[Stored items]
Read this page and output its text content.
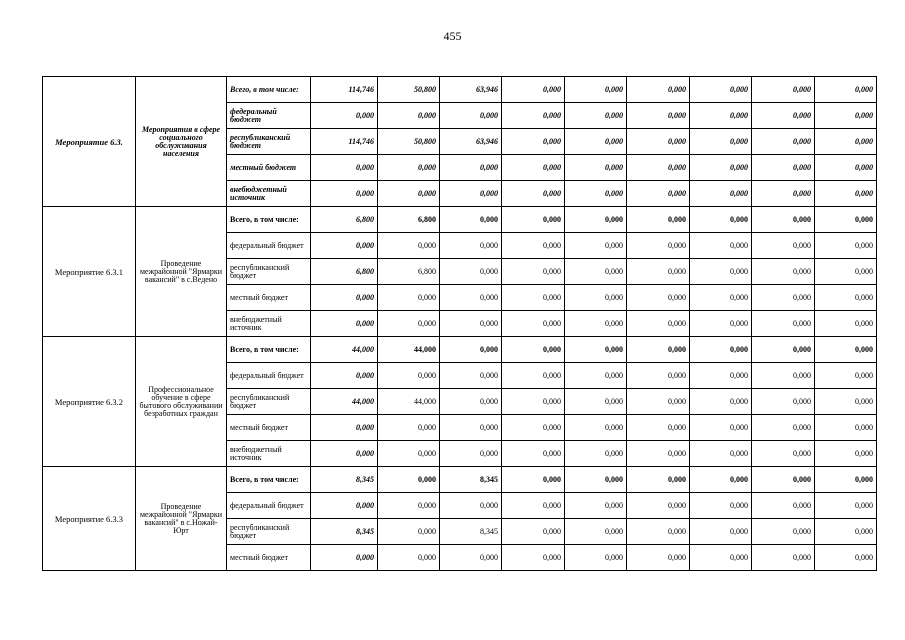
455
Мероприятие 6.3.	Мероприятия в сфере социального обслуживания населения	Всего, в том числе:	114,746	50,800	63,946	0,000	0,000	0,000	0,000	0,000	0,000
		федеральный бюджет	0,000	0,000	0,000	0,000	0,000	0,000	0,000	0,000	0,000
		республиканский бюджет	114,746	50,800	63,946	0,000	0,000	0,000	0,000	0,000	0,000
		местный бюджет	0,000	0,000	0,000	0,000	0,000	0,000	0,000	0,000	0,000
		внебюджетный источник	0,000	0,000	0,000	0,000	0,000	0,000	0,000	0,000	0,000
Мероприятие 6.3.1	Проведение межрайонной "Ярмарки вакансий" в с.Ведено	Всего, в том числе:	6,800	6,800	0,000	0,000	0,000	0,000	0,000	0,000	0,000
		федеральный бюджет	0,000	0,000	0,000	0,000	0,000	0,000	0,000	0,000	0,000
		республиканский бюджет	6,800	6,800	0,000	0,000	0,000	0,000	0,000	0,000	0,000
		местный бюджет	0,000	0,000	0,000	0,000	0,000	0,000	0,000	0,000	0,000
		внебюджетный источник	0,000	0,000	0,000	0,000	0,000	0,000	0,000	0,000	0,000
Мероприятие 6.3.2	Профессиональное обучение в сфере бытового обслуживании безработных граждан	Всего, в том числе:	44,000	44,000	0,000	0,000	0,000	0,000	0,000	0,000	0,000
		федеральный бюджет	0,000	0,000	0,000	0,000	0,000	0,000	0,000	0,000	0,000
		республиканский бюджет	44,000	44,000	0,000	0,000	0,000	0,000	0,000	0,000	0,000
		местный бюджет	0,000	0,000	0,000	0,000	0,000	0,000	0,000	0,000	0,000
		внебюджетный источник	0,000	0,000	0,000	0,000	0,000	0,000	0,000	0,000	0,000
Мероприятие 6.3.3	Проведение межрайонной "Ярмарки вакансий" в с.Ножай-Юрт	Всего, в том числе:	8,345	0,000	8,345	0,000	0,000	0,000	0,000	0,000	0,000
		федеральный бюджет	0,000	0,000	0,000	0,000	0,000	0,000	0,000	0,000	0,000
		республиканский бюджет	8,345	0,000	8,345	0,000	0,000	0,000	0,000	0,000	0,000
		местный бюджет	0,000	0,000	0,000	0,000	0,000	0,000	0,000	0,000	0,000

▸ AIM: Reproduce the entries above without change, omitting all pictures.

▸ THE ANSWER:
Read this page and output its text content.
455
Мероприятие 6.3.	Мероприятия в сфере социального обслуживания населения	Всего, в том числе:	114,746	50,800	63,946	0,000	0,000	0,000	0,000	0,000	0,000
		федеральный бюджет	0,000	0,000	0,000	0,000	0,000	0,000	0,000	0,000	0,000
		республиканский бюджет	114,746	50,800	63,946	0,000	0,000	0,000	0,000	0,000	0,000
		местный бюджет	0,000	0,000	0,000	0,000	0,000	0,000	0,000	0,000	0,000
		внебюджетный источник	0,000	0,000	0,000	0,000	0,000	0,000	0,000	0,000	0,000
Мероприятие 6.3.1	Проведение межрайонной "Ярмарки вакансий" в с.Ведено	Всего, в том числе:	6,800	6,800	0,000	0,000	0,000	0,000	0,000	0,000	0,000
		федеральный бюджет	0,000	0,000	0,000	0,000	0,000	0,000	0,000	0,000	0,000
		республиканский бюджет	6,800	6,800	0,000	0,000	0,000	0,000	0,000	0,000	0,000
		местный бюджет	0,000	0,000	0,000	0,000	0,000	0,000	0,000	0,000	0,000
		внебюджетный источник	0,000	0,000	0,000	0,000	0,000	0,000	0,000	0,000	0,000
Мероприятие 6.3.2	Профессиональное обучение в сфере бытового обслуживании безработных граждан	Всего, в том числе:	44,000	44,000	0,000	0,000	0,000	0,000	0,000	0,000	0,000
		федеральный бюджет	0,000	0,000	0,000	0,000	0,000	0,000	0,000	0,000	0,000
		республиканский бюджет	44,000	44,000	0,000	0,000	0,000	0,000	0,000	0,000	0,000
		местный бюджет	0,000	0,000	0,000	0,000	0,000	0,000	0,000	0,000	0,000
		внебюджетный источник	0,000	0,000	0,000	0,000	0,000	0,000	0,000	0,000	0,000
Мероприятие 6.3.3	Проведение межрайонной "Ярмарки вакансий" в с.Ножай-Юрт	Всего, в том числе:	8,345	0,000	8,345	0,000	0,000	0,000	0,000	0,000	0,000
		федеральный бюджет	0,000	0,000	0,000	0,000	0,000	0,000	0,000	0,000	0,000
		республиканский бюджет	8,345	0,000	8,345	0,000	0,000	0,000	0,000	0,000	0,000
		местный бюджет	0,000	0,000	0,000	0,000	0,000	0,000	0,000	0,000	0,000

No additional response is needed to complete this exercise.